Task goal >>
Search the data below for the word "Species" and copy each line that holds it.
──────── Dataset records ────────
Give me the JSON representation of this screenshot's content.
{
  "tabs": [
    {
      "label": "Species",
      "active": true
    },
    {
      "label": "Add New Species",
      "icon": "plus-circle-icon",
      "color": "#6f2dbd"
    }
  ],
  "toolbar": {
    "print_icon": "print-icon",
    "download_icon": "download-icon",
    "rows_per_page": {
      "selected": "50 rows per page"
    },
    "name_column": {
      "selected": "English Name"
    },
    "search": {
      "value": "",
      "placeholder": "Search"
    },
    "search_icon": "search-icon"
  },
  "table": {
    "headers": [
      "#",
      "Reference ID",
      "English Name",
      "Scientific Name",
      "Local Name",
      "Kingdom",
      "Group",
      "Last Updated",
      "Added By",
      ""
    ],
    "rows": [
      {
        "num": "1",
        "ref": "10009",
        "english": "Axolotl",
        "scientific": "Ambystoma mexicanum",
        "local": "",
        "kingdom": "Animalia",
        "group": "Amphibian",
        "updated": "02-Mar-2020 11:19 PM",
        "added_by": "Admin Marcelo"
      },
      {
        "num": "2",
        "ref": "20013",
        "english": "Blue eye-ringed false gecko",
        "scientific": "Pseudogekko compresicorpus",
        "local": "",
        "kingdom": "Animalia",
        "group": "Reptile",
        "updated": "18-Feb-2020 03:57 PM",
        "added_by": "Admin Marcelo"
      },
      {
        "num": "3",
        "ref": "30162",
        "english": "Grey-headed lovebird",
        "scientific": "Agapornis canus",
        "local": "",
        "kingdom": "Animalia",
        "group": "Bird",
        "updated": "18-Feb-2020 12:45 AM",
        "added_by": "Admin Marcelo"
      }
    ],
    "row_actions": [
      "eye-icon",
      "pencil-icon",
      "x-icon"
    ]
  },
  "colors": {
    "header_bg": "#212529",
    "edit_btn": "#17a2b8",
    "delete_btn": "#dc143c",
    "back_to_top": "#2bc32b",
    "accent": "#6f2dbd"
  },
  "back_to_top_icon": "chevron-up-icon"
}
────────
Full answer >>
      "label": "Species",
      "label": "Add New Species",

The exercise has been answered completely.